[Records from a data source]
===
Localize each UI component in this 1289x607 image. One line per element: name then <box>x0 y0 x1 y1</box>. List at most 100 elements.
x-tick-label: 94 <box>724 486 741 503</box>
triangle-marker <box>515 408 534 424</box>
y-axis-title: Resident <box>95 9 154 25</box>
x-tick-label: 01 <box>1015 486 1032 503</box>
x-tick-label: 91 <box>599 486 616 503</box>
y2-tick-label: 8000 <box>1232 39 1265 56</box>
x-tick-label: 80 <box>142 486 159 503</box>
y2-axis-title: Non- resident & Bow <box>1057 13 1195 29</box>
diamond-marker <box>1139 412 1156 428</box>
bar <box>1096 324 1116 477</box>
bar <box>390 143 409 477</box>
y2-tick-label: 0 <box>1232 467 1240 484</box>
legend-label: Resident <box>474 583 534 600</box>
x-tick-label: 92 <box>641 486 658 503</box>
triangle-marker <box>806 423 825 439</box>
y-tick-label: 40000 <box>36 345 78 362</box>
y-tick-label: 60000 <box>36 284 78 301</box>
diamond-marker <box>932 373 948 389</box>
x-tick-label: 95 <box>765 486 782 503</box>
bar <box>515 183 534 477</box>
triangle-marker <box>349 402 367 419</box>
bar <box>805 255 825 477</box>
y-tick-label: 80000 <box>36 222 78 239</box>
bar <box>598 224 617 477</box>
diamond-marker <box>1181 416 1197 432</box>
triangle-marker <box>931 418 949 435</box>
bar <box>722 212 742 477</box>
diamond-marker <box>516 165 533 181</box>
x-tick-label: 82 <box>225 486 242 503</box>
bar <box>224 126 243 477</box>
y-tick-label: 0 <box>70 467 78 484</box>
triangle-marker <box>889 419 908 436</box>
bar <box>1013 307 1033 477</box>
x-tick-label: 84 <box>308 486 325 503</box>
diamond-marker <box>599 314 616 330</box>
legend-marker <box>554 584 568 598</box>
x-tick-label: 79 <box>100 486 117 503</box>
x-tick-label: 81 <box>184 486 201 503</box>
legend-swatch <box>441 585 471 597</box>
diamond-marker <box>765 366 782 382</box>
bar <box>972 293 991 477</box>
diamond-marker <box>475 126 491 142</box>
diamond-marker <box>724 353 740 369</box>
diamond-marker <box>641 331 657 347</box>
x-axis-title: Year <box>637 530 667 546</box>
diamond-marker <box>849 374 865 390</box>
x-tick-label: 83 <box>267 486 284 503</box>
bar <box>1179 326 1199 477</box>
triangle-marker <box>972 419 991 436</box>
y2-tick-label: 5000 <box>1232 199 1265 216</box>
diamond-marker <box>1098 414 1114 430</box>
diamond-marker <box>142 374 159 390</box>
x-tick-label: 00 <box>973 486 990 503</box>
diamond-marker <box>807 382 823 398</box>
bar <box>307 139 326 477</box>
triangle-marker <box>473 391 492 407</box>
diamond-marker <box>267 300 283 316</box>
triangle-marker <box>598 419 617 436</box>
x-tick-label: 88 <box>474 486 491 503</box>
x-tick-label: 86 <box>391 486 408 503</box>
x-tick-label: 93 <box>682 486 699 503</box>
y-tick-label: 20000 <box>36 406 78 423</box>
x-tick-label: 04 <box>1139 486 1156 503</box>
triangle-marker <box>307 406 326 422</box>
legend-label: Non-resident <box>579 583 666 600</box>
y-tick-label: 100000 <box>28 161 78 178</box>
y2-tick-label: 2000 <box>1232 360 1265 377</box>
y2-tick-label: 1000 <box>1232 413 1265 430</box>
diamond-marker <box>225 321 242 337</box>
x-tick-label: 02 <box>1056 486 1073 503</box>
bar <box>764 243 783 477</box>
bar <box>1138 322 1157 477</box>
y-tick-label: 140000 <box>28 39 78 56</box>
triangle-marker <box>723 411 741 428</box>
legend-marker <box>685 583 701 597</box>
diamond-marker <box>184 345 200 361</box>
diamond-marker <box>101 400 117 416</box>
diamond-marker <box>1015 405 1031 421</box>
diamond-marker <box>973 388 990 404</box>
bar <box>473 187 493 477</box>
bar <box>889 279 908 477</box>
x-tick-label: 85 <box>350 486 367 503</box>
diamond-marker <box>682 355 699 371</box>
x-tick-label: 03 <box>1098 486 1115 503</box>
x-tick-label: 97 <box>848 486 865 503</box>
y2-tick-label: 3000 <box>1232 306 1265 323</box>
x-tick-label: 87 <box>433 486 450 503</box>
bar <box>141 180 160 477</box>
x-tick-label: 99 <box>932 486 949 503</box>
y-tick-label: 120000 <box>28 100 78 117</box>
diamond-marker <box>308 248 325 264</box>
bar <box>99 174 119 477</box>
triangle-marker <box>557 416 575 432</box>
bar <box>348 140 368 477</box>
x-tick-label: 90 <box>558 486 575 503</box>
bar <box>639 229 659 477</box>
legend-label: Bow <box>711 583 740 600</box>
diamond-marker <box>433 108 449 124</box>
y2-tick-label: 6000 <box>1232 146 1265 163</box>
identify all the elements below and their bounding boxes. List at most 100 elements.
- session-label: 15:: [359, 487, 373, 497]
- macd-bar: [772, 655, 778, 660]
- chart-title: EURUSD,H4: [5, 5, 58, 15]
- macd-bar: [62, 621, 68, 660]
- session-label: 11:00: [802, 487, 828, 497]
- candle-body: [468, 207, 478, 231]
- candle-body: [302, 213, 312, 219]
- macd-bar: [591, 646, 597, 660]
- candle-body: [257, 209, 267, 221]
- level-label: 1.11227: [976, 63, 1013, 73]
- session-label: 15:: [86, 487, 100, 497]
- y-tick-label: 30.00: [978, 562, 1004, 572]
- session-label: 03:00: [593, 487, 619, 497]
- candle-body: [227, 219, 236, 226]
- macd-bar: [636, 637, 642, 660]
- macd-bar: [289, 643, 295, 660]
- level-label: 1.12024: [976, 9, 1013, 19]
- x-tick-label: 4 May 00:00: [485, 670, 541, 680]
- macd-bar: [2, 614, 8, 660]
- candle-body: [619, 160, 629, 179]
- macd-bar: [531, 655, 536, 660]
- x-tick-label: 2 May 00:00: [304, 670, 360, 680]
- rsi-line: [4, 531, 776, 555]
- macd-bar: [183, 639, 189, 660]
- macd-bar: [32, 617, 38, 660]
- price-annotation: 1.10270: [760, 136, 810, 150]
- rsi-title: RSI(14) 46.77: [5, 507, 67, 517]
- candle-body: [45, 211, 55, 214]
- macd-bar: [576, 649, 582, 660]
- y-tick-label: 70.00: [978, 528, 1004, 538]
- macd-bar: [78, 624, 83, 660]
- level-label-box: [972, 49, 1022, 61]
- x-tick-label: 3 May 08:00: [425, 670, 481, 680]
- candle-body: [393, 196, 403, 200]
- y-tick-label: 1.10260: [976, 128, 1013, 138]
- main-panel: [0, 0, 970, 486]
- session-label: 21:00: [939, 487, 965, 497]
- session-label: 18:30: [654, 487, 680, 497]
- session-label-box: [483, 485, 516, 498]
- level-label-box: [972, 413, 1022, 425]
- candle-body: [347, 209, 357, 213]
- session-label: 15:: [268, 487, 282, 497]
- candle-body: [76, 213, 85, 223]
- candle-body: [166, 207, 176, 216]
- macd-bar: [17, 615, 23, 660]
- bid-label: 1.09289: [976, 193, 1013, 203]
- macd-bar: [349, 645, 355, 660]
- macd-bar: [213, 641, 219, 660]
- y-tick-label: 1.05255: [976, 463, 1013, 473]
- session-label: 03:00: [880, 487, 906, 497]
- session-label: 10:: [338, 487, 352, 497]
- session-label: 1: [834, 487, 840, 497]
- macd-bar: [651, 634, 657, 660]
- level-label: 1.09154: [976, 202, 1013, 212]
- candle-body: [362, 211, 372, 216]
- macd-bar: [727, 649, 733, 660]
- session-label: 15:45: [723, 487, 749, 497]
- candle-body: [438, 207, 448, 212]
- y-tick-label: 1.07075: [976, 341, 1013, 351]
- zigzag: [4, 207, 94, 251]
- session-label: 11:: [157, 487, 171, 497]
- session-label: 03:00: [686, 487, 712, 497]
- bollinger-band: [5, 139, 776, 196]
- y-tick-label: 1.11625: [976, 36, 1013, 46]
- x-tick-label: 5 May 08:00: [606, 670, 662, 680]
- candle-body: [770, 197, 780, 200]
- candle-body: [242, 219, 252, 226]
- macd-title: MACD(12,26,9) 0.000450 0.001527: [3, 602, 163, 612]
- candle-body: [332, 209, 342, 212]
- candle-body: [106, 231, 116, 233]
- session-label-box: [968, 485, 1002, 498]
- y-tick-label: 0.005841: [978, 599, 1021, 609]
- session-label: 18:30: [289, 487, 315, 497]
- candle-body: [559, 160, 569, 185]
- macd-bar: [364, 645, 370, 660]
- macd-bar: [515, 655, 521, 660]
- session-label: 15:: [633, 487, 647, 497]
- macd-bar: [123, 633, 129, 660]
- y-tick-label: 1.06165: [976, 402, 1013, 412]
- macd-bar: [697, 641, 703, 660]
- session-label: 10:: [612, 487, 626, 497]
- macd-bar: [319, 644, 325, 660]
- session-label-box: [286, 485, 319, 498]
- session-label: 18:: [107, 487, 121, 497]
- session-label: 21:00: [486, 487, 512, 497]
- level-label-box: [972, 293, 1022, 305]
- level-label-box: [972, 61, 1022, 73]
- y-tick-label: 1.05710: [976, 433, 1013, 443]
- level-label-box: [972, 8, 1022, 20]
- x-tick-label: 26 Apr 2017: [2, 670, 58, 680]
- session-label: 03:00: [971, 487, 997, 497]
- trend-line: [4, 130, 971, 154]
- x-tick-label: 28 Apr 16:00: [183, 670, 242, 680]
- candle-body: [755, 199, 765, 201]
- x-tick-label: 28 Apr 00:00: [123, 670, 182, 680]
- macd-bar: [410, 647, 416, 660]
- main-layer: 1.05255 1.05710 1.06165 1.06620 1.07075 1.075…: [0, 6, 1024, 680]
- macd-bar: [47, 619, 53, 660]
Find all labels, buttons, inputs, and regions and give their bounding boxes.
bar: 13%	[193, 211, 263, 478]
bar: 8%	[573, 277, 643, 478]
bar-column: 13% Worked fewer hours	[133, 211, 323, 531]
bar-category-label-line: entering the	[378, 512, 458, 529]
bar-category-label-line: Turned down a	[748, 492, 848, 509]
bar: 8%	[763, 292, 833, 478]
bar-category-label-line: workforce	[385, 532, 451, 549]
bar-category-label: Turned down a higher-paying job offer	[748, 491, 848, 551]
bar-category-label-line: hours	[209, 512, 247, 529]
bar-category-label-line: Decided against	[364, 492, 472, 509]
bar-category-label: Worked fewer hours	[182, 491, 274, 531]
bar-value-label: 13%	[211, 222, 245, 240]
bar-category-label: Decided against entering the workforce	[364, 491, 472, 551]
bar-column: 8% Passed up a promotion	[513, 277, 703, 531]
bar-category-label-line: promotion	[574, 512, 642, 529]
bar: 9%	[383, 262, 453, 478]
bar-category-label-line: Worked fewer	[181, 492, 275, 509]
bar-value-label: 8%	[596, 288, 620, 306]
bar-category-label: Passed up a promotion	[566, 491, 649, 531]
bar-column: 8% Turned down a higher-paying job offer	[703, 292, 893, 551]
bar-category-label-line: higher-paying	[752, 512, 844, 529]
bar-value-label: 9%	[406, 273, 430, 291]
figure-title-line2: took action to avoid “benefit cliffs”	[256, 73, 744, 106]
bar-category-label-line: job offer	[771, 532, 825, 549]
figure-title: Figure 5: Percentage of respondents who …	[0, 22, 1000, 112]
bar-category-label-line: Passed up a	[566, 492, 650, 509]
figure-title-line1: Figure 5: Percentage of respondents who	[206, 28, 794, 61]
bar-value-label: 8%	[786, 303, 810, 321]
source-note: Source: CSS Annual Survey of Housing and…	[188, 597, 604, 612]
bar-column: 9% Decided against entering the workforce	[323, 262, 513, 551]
===
Write out everything from the first line of the records down to the line containing "x-tick-label: 91 <box>599 486 616 503</box>", both ends included, with each line copied exactly.

Localize each UI component in this 1289x607 image. One line per element: name then <box>x0 y0 x1 y1</box>. List at most 100 elements.
x-tick-label: 94 <box>724 486 741 503</box>
triangle-marker <box>515 408 534 424</box>
y-axis-title: Resident <box>95 9 154 25</box>
x-tick-label: 01 <box>1015 486 1032 503</box>
x-tick-label: 91 <box>599 486 616 503</box>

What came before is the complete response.